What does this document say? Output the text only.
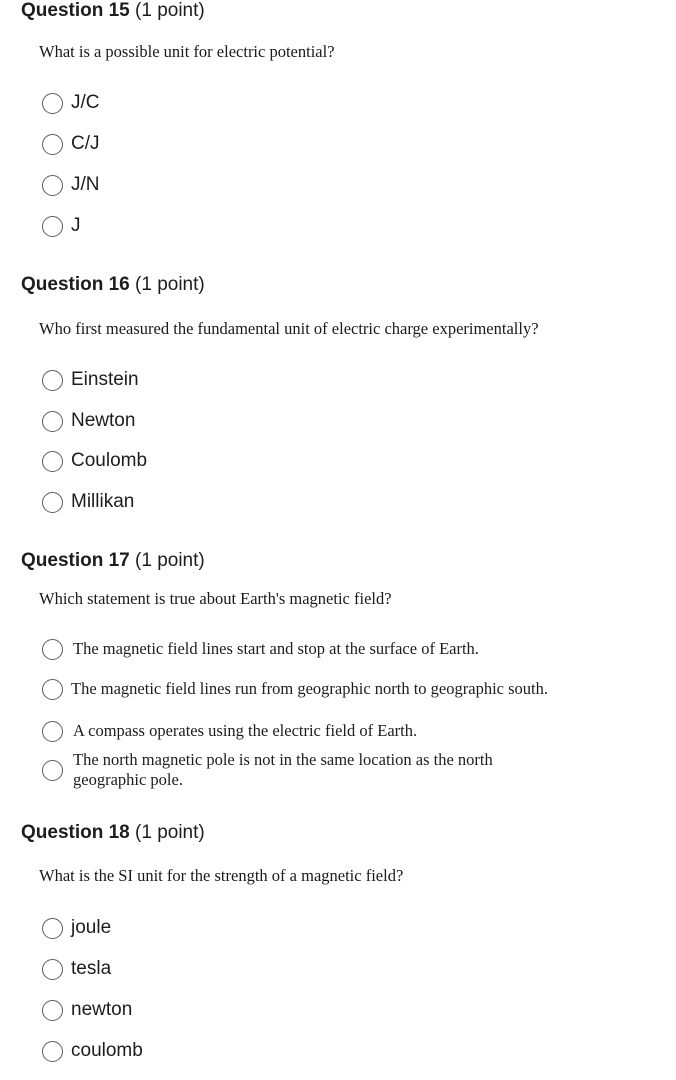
Question 15 (1 point)
What is a possible unit for electric potential?
J/C
C/J
J/N
J
Question 16 (1 point)
Who first measured the fundamental unit of electric charge experimentally?
Einstein
Newton
Coulomb
Millikan
Question 17 (1 point)
Which statement is true about Earth's magnetic field?
The magnetic field lines start and stop at the surface of Earth.
The magnetic field lines run from geographic north to geographic south.
A compass operates using the electric field of Earth.
The north magnetic pole is not in the same location as the north geographic pole.
Question 18 (1 point)
What is the SI unit for the strength of a magnetic field?
joule
tesla
newton
coulomb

──────────

| Short problem |
Count every line in the listing above that holds "lines", then report only the count.

| Correct output |
2